**Set problem:** Count how many lines hold the string "index". Answer with that number and nothing more.
____________
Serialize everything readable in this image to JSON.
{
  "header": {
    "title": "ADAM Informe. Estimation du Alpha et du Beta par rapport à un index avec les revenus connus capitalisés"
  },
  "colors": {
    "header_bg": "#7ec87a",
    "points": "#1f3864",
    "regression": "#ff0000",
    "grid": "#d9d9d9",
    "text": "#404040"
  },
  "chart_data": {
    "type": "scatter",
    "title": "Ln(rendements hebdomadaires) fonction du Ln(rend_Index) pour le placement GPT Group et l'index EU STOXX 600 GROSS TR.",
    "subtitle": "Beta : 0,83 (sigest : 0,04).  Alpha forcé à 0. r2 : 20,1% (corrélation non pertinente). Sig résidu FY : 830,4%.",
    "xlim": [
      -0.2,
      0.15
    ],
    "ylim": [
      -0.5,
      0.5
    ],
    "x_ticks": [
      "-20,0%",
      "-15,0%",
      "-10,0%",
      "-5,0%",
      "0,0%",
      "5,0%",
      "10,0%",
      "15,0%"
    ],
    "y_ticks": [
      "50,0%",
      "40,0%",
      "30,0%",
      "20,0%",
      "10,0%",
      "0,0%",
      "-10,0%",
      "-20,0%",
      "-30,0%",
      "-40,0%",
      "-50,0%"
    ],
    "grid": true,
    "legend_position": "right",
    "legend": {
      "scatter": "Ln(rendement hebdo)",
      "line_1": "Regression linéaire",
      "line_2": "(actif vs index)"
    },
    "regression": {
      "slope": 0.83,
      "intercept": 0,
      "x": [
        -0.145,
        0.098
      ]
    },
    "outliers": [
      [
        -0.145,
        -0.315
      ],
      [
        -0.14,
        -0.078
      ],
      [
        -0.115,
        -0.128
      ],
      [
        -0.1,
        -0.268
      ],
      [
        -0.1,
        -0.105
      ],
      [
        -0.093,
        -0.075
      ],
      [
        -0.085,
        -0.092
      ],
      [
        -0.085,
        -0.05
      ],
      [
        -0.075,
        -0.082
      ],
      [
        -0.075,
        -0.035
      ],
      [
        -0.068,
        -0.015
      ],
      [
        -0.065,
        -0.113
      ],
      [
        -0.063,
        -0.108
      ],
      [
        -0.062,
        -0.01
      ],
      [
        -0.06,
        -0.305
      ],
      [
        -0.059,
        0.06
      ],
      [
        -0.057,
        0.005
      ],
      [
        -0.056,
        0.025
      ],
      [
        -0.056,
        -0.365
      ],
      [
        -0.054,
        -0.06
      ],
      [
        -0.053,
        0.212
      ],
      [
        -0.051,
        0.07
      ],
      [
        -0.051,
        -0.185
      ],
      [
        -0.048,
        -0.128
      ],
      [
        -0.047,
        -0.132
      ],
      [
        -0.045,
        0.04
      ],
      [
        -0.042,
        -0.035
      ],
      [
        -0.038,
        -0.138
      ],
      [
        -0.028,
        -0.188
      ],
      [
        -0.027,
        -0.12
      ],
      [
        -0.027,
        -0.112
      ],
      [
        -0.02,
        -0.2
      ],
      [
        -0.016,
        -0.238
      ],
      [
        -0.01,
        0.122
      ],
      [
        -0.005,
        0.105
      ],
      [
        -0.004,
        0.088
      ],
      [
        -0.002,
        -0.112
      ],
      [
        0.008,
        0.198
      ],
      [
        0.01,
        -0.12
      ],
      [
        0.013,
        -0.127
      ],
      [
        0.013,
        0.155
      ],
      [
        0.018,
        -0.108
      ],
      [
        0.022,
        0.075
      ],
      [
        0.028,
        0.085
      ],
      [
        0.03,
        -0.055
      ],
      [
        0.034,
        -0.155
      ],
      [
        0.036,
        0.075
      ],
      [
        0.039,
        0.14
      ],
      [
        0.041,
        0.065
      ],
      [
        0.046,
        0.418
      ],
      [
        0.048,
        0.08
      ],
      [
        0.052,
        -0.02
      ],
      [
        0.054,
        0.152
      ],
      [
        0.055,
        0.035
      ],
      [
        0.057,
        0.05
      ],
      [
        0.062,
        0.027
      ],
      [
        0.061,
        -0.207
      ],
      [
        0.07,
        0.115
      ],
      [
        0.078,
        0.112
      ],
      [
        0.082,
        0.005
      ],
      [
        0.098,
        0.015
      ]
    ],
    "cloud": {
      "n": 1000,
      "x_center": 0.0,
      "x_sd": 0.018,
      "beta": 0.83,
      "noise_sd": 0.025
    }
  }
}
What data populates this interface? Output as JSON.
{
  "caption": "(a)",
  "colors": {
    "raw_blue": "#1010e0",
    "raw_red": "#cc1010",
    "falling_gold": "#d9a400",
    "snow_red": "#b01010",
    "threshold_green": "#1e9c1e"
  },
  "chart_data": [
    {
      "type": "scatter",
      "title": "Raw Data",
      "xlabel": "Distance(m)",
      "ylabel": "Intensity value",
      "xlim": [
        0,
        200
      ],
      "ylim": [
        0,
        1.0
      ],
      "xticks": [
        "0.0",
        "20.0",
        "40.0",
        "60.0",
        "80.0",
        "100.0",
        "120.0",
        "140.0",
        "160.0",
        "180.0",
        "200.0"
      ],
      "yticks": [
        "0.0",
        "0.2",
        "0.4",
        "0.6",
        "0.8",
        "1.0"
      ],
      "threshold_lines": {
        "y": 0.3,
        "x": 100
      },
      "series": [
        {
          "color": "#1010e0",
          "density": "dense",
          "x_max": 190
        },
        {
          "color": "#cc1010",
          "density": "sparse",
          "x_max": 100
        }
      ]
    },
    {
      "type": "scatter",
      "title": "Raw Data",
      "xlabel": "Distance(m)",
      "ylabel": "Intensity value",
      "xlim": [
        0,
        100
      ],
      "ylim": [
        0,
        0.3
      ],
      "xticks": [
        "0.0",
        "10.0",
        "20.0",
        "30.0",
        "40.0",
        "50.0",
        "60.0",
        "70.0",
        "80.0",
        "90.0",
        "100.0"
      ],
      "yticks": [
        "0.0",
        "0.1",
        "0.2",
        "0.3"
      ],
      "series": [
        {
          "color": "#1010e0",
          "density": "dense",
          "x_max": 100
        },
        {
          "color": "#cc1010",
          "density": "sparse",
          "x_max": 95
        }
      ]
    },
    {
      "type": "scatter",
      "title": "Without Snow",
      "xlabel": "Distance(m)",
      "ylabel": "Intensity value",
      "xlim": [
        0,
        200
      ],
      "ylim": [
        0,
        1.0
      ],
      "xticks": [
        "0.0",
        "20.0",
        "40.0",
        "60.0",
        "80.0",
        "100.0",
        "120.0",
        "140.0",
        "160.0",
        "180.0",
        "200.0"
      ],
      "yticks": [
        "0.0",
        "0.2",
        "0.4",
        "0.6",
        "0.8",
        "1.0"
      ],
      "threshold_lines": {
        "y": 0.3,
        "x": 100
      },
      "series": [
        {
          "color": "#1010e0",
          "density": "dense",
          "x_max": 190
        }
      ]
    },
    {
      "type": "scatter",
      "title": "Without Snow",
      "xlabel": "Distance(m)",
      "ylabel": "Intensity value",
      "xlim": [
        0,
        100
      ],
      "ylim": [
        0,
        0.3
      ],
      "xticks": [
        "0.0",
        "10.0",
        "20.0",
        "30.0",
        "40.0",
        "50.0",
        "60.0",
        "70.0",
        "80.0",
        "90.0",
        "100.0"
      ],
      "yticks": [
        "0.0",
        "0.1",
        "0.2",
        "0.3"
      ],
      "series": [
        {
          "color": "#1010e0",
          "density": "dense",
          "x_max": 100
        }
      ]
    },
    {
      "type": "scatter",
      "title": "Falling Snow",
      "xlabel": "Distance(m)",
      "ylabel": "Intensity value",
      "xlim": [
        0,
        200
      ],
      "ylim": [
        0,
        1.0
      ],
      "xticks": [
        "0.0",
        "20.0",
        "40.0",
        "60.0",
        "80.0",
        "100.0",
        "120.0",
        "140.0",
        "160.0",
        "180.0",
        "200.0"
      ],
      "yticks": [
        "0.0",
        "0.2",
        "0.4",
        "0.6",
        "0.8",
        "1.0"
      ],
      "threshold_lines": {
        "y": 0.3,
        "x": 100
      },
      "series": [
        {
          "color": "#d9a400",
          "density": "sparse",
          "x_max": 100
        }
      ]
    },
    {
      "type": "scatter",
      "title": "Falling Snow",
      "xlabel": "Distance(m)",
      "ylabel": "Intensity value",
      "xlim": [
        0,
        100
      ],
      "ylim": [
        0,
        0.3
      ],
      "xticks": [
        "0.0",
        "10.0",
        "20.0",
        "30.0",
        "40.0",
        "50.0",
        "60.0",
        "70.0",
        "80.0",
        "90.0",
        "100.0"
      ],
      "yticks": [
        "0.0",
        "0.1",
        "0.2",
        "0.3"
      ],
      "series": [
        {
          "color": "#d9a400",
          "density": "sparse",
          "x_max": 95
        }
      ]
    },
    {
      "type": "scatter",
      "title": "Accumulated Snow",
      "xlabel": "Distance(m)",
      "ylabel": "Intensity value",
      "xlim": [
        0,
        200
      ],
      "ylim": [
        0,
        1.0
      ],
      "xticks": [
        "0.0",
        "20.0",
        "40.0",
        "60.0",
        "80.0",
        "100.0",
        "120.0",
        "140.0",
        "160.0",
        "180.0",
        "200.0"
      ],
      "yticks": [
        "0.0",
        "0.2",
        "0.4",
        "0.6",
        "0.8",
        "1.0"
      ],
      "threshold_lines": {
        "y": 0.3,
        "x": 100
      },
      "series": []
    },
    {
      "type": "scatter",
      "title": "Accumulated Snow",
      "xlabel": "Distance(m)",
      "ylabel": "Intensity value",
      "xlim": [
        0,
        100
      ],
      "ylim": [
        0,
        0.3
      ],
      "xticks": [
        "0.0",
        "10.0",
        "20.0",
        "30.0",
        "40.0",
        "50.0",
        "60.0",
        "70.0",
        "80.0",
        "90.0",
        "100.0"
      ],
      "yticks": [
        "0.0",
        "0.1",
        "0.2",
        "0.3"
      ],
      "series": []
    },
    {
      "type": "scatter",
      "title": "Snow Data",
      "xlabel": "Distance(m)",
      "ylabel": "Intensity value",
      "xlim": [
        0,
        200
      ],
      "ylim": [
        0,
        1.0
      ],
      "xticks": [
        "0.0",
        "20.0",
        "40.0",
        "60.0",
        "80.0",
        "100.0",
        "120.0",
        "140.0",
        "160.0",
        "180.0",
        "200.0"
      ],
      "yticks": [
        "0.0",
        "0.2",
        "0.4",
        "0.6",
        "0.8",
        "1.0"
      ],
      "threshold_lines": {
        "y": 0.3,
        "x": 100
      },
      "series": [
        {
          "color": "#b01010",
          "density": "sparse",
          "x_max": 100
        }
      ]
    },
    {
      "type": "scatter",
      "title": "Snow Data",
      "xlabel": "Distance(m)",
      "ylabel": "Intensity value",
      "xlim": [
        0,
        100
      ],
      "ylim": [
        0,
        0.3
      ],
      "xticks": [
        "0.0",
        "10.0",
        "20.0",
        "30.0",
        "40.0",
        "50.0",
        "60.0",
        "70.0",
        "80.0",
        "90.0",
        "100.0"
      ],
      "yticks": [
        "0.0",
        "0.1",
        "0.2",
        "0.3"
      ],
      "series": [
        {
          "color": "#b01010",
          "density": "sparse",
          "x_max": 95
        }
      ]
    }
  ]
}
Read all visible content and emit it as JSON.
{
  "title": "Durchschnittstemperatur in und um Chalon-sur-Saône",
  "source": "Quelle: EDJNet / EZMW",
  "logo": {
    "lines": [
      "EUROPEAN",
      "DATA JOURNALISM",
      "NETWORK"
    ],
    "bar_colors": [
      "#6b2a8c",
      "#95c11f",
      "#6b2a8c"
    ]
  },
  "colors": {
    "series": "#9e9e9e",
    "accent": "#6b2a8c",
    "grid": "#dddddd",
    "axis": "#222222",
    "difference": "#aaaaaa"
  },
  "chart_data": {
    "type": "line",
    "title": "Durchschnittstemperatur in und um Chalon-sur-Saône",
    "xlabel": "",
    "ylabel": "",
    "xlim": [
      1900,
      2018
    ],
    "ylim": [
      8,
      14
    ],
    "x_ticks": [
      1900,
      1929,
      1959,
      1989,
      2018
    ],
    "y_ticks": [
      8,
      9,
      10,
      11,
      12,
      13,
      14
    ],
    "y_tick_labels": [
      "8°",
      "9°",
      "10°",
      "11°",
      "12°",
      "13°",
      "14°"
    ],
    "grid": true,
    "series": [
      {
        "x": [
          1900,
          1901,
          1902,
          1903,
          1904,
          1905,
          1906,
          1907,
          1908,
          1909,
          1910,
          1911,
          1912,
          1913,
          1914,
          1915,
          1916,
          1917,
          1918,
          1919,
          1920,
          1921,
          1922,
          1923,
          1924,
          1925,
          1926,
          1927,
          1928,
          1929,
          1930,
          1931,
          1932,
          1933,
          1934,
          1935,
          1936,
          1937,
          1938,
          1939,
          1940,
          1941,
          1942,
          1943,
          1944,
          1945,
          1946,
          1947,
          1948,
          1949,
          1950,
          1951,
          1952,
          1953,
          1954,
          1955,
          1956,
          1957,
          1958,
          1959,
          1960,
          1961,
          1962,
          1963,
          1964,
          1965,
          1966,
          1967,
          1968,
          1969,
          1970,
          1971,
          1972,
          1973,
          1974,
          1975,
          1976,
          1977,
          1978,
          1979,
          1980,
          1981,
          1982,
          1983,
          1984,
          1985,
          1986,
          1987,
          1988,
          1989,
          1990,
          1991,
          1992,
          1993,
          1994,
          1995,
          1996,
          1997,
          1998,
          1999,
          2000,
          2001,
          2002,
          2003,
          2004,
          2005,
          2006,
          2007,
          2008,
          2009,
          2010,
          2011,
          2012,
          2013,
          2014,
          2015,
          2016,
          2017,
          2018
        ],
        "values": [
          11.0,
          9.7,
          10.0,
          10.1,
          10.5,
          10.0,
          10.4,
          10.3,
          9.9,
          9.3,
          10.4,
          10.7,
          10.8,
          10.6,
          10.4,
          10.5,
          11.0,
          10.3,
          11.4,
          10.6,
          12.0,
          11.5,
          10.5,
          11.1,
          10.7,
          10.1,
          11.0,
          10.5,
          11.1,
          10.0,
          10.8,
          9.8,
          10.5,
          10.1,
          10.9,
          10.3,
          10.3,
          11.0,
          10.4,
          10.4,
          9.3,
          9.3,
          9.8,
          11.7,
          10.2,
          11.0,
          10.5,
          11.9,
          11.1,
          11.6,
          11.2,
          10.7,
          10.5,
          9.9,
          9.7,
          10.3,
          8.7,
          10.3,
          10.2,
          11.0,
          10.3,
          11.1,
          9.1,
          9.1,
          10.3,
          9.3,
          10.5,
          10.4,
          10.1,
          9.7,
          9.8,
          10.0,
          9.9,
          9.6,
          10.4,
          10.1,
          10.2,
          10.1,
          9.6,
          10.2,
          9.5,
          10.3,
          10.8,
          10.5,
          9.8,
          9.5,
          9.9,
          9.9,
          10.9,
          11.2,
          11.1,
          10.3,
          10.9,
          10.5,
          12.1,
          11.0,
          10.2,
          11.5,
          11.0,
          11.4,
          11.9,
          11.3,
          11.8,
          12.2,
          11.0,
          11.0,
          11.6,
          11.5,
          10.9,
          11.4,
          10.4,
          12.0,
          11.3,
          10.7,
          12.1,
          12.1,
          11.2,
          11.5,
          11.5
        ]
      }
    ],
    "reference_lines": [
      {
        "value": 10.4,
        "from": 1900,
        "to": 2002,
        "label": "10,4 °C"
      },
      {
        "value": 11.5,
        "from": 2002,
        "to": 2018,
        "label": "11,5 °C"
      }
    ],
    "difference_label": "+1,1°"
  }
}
____________
**Task output:** 3